>> begin

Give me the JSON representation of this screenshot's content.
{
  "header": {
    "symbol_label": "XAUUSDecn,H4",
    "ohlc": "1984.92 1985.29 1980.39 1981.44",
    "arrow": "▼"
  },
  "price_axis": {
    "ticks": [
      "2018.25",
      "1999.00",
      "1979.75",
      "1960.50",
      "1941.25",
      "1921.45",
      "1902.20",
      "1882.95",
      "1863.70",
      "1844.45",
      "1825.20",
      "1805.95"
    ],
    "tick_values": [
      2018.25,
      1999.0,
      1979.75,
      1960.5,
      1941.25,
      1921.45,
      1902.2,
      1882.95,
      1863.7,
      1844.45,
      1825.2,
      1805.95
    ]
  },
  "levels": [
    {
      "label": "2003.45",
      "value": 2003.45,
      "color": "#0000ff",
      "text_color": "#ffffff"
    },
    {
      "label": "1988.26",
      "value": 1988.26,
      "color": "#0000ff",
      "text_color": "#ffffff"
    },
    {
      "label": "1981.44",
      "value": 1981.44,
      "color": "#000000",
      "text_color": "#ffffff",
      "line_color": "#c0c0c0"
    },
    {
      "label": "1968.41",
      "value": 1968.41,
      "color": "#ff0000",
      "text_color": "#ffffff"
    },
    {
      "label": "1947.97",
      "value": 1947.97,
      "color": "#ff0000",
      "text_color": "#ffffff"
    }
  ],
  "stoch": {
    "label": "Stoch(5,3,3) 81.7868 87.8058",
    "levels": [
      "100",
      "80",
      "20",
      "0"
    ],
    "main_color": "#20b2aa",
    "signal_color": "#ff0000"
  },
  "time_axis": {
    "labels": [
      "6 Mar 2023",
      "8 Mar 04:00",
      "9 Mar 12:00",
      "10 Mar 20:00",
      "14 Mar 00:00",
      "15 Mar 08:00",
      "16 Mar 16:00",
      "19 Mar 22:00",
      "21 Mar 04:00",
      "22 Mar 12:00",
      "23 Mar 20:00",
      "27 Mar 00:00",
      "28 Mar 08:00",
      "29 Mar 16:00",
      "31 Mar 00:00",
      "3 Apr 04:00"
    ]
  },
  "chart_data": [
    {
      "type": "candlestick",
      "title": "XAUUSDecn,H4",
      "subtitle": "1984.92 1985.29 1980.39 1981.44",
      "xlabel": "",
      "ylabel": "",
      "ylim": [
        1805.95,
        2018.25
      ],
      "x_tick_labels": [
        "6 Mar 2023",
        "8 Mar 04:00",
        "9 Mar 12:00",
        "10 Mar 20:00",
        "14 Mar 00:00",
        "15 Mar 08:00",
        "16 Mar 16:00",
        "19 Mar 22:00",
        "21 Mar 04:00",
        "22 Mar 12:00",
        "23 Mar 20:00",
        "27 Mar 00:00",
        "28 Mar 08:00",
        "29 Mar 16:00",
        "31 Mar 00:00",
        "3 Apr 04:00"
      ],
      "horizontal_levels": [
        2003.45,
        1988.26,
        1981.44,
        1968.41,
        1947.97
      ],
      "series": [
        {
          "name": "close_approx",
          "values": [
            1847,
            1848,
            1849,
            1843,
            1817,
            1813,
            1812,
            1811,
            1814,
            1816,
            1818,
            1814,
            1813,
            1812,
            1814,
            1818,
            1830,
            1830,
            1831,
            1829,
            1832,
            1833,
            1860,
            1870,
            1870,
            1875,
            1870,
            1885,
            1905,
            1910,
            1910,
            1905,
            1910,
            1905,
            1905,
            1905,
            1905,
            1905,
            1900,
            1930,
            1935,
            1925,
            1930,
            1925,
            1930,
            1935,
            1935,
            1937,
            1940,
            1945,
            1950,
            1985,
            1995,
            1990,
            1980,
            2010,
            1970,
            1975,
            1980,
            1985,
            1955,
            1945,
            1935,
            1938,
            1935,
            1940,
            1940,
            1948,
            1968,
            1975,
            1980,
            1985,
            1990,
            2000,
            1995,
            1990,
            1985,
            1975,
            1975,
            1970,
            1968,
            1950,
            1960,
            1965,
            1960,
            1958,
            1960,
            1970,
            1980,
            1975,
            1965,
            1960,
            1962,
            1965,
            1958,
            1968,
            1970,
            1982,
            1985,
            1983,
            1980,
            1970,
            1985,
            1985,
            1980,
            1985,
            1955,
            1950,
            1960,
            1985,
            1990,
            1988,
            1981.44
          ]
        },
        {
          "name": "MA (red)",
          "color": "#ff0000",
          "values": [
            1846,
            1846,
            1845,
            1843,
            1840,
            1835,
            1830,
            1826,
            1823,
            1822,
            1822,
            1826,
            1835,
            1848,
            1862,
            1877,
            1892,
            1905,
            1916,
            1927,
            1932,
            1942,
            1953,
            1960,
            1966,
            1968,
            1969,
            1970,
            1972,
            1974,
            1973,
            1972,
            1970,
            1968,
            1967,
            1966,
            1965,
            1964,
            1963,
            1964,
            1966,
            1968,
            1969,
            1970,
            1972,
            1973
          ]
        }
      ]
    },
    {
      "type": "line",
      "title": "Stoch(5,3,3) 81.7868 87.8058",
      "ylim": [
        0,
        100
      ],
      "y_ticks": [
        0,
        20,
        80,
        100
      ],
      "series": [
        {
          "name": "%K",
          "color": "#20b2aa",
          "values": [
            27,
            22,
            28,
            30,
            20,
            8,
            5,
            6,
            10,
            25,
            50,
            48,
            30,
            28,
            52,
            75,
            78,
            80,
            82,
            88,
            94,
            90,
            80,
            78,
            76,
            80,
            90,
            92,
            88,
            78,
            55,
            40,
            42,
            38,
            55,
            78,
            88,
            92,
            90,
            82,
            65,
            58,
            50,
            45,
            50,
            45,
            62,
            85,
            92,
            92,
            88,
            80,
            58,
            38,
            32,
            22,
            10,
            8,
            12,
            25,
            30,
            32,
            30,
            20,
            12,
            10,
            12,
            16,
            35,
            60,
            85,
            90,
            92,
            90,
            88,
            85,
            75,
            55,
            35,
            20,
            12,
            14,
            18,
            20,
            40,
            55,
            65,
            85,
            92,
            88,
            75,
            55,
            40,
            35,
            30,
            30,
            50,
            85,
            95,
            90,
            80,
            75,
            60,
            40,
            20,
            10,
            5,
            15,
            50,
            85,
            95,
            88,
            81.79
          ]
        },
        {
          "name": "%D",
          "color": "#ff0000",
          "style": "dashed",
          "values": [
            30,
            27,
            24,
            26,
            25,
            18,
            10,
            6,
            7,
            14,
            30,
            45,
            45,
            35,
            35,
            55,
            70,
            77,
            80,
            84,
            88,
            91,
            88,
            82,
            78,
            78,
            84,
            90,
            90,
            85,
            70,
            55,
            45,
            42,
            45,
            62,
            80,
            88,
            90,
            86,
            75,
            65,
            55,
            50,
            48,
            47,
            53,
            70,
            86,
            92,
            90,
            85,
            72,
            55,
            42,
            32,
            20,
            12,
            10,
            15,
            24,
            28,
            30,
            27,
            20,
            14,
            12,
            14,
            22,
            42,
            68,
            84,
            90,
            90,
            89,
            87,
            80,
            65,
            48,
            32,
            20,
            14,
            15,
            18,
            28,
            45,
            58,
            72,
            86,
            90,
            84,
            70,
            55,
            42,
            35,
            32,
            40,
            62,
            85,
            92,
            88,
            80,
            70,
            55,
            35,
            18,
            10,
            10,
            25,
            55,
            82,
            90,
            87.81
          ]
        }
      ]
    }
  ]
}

>> end

Your objective: Repeat all the entries exactly as given.

Solution to this task:
Give me the JSON representation of this screenshot's content.
{
  "header": {
    "symbol_label": "XAUUSDecn,H4",
    "ohlc": "1984.92 1985.29 1980.39 1981.44",
    "arrow": "▼"
  },
  "price_axis": {
    "ticks": [
      "2018.25",
      "1999.00",
      "1979.75",
      "1960.50",
      "1941.25",
      "1921.45",
      "1902.20",
      "1882.95",
      "1863.70",
      "1844.45",
      "1825.20",
      "1805.95"
    ],
    "tick_values": [
      2018.25,
      1999.0,
      1979.75,
      1960.5,
      1941.25,
      1921.45,
      1902.2,
      1882.95,
      1863.7,
      1844.45,
      1825.2,
      1805.95
    ]
  },
  "levels": [
    {
      "label": "2003.45",
      "value": 2003.45,
      "color": "#0000ff",
      "text_color": "#ffffff"
    },
    {
      "label": "1988.26",
      "value": 1988.26,
      "color": "#0000ff",
      "text_color": "#ffffff"
    },
    {
      "label": "1981.44",
      "value": 1981.44,
      "color": "#000000",
      "text_color": "#ffffff",
      "line_color": "#c0c0c0"
    },
    {
      "label": "1968.41",
      "value": 1968.41,
      "color": "#ff0000",
      "text_color": "#ffffff"
    },
    {
      "label": "1947.97",
      "value": 1947.97,
      "color": "#ff0000",
      "text_color": "#ffffff"
    }
  ],
  "stoch": {
    "label": "Stoch(5,3,3) 81.7868 87.8058",
    "levels": [
      "100",
      "80",
      "20",
      "0"
    ],
    "main_color": "#20b2aa",
    "signal_color": "#ff0000"
  },
  "time_axis": {
    "labels": [
      "6 Mar 2023",
      "8 Mar 04:00",
      "9 Mar 12:00",
      "10 Mar 20:00",
      "14 Mar 00:00",
      "15 Mar 08:00",
      "16 Mar 16:00",
      "19 Mar 22:00",
      "21 Mar 04:00",
      "22 Mar 12:00",
      "23 Mar 20:00",
      "27 Mar 00:00",
      "28 Mar 08:00",
      "29 Mar 16:00",
      "31 Mar 00:00",
      "3 Apr 04:00"
    ]
  },
  "chart_data": [
    {
      "type": "candlestick",
      "title": "XAUUSDecn,H4",
      "subtitle": "1984.92 1985.29 1980.39 1981.44",
      "xlabel": "",
      "ylabel": "",
      "ylim": [
        1805.95,
        2018.25
      ],
      "x_tick_labels": [
        "6 Mar 2023",
        "8 Mar 04:00",
        "9 Mar 12:00",
        "10 Mar 20:00",
        "14 Mar 00:00",
        "15 Mar 08:00",
        "16 Mar 16:00",
        "19 Mar 22:00",
        "21 Mar 04:00",
        "22 Mar 12:00",
        "23 Mar 20:00",
        "27 Mar 00:00",
        "28 Mar 08:00",
        "29 Mar 16:00",
        "31 Mar 00:00",
        "3 Apr 04:00"
      ],
      "horizontal_levels": [
        2003.45,
        1988.26,
        1981.44,
        1968.41,
        1947.97
      ],
      "series": [
        {
          "name": "close_approx",
          "values": [
            1847,
            1848,
            1849,
            1843,
            1817,
            1813,
            1812,
            1811,
            1814,
            1816,
            1818,
            1814,
            1813,
            1812,
            1814,
            1818,
            1830,
            1830,
            1831,
            1829,
            1832,
            1833,
            1860,
            1870,
            1870,
            1875,
            1870,
            1885,
            1905,
            1910,
            1910,
            1905,
            1910,
            1905,
            1905,
            1905,
            1905,
            1905,
            1900,
            1930,
            1935,
            1925,
            1930,
            1925,
            1930,
            1935,
            1935,
            1937,
            1940,
            1945,
            1950,
            1985,
            1995,
            1990,
            1980,
            2010,
            1970,
            1975,
            1980,
            1985,
            1955,
            1945,
            1935,
            1938,
            1935,
            1940,
            1940,
            1948,
            1968,
            1975,
            1980,
            1985,
            1990,
            2000,
            1995,
            1990,
            1985,
            1975,
            1975,
            1970,
            1968,
            1950,
            1960,
            1965,
            1960,
            1958,
            1960,
            1970,
            1980,
            1975,
            1965,
            1960,
            1962,
            1965,
            1958,
            1968,
            1970,
            1982,
            1985,
            1983,
            1980,
            1970,
            1985,
            1985,
            1980,
            1985,
            1955,
            1950,
            1960,
            1985,
            1990,
            1988,
            1981.44
          ]
        },
        {
          "name": "MA (red)",
          "color": "#ff0000",
          "values": [
            1846,
            1846,
            1845,
            1843,
            1840,
            1835,
            1830,
            1826,
            1823,
            1822,
            1822,
            1826,
            1835,
            1848,
            1862,
            1877,
            1892,
            1905,
            1916,
            1927,
            1932,
            1942,
            1953,
            1960,
            1966,
            1968,
            1969,
            1970,
            1972,
            1974,
            1973,
            1972,
            1970,
            1968,
            1967,
            1966,
            1965,
            1964,
            1963,
            1964,
            1966,
            1968,
            1969,
            1970,
            1972,
            1973
          ]
        }
      ]
    },
    {
      "type": "line",
      "title": "Stoch(5,3,3) 81.7868 87.8058",
      "ylim": [
        0,
        100
      ],
      "y_ticks": [
        0,
        20,
        80,
        100
      ],
      "series": [
        {
          "name": "%K",
          "color": "#20b2aa",
          "values": [
            27,
            22,
            28,
            30,
            20,
            8,
            5,
            6,
            10,
            25,
            50,
            48,
            30,
            28,
            52,
            75,
            78,
            80,
            82,
            88,
            94,
            90,
            80,
            78,
            76,
            80,
            90,
            92,
            88,
            78,
            55,
            40,
            42,
            38,
            55,
            78,
            88,
            92,
            90,
            82,
            65,
            58,
            50,
            45,
            50,
            45,
            62,
            85,
            92,
            92,
            88,
            80,
            58,
            38,
            32,
            22,
            10,
            8,
            12,
            25,
            30,
            32,
            30,
            20,
            12,
            10,
            12,
            16,
            35,
            60,
            85,
            90,
            92,
            90,
            88,
            85,
            75,
            55,
            35,
            20,
            12,
            14,
            18,
            20,
            40,
            55,
            65,
            85,
            92,
            88,
            75,
            55,
            40,
            35,
            30,
            30,
            50,
            85,
            95,
            90,
            80,
            75,
            60,
            40,
            20,
            10,
            5,
            15,
            50,
            85,
            95,
            88,
            81.79
          ]
        },
        {
          "name": "%D",
          "color": "#ff0000",
          "style": "dashed",
          "values": [
            30,
            27,
            24,
            26,
            25,
            18,
            10,
            6,
            7,
            14,
            30,
            45,
            45,
            35,
            35,
            55,
            70,
            77,
            80,
            84,
            88,
            91,
            88,
            82,
            78,
            78,
            84,
            90,
            90,
            85,
            70,
            55,
            45,
            42,
            45,
            62,
            80,
            88,
            90,
            86,
            75,
            65,
            55,
            50,
            48,
            47,
            53,
            70,
            86,
            92,
            90,
            85,
            72,
            55,
            42,
            32,
            20,
            12,
            10,
            15,
            24,
            28,
            30,
            27,
            20,
            14,
            12,
            14,
            22,
            42,
            68,
            84,
            90,
            90,
            89,
            87,
            80,
            65,
            48,
            32,
            20,
            14,
            15,
            18,
            28,
            45,
            58,
            72,
            86,
            90,
            84,
            70,
            55,
            42,
            35,
            32,
            40,
            62,
            85,
            92,
            88,
            80,
            70,
            55,
            35,
            18,
            10,
            10,
            25,
            55,
            82,
            90,
            87.81
          ]
        }
      ]
    }
  ]
}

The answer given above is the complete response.